What is expected:
Copy every line from the material below that holds "Sport".

─── Task inputs

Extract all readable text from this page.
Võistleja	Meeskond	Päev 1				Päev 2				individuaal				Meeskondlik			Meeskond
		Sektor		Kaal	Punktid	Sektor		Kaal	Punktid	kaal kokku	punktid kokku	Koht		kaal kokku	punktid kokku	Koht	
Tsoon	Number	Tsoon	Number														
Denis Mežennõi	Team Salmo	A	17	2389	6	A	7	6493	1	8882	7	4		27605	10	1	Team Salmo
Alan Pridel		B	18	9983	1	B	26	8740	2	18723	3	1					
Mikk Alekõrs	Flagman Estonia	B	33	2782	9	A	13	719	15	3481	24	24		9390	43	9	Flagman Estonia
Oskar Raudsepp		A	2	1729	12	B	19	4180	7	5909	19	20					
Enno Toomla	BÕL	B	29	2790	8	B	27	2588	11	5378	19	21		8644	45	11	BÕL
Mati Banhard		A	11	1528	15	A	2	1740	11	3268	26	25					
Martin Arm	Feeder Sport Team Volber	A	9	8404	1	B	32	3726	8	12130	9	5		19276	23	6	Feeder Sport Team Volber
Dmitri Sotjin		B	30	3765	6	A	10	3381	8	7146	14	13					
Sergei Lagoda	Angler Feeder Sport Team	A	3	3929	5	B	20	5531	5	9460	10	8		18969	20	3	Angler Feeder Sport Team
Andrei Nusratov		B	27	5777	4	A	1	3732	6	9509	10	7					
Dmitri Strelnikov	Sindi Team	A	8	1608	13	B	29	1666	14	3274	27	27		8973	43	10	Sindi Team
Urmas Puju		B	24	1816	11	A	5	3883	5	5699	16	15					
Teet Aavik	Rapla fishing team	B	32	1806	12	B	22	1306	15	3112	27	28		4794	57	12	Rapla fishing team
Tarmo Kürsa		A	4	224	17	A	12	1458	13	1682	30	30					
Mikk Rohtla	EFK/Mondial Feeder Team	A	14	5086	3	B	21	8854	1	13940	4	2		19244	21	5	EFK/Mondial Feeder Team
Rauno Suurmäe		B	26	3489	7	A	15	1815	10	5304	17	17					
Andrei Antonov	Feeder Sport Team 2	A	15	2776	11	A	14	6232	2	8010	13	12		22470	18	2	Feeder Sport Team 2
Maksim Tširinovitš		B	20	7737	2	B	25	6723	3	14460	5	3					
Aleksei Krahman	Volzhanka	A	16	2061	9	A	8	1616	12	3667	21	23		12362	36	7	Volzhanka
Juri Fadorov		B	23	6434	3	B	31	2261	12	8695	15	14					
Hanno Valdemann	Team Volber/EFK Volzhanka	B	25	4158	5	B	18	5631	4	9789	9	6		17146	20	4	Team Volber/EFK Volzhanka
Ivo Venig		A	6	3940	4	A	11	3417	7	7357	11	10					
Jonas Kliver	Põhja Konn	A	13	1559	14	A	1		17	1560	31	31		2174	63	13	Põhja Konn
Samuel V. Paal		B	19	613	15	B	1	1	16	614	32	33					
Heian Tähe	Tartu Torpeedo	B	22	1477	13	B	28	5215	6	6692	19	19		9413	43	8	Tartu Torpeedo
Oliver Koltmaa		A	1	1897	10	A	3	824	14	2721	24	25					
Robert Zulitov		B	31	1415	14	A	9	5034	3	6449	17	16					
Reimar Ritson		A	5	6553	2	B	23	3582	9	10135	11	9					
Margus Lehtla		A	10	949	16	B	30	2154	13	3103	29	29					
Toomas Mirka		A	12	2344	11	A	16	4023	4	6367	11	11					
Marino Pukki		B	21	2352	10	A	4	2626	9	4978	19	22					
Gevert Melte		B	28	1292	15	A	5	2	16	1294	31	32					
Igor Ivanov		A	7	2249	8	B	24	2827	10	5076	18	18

──────

Result below:
Martin Arm	Feeder Sport Team Volber	A	9	8404	1	B	32	3726	8	12130	9	5		19276	23	6	Feeder Sport Team Volber
Sergei Lagoda	Angler Feeder Sport Team	A	3	3929	5	B	20	5531	5	9460	10	8		18969	20	3	Angler Feeder Sport Team
Andrei Antonov	Feeder Sport Team 2	A	15	2776	11	A	14	6232	2	8010	13	12		22470	18	2	Feeder Sport Team 2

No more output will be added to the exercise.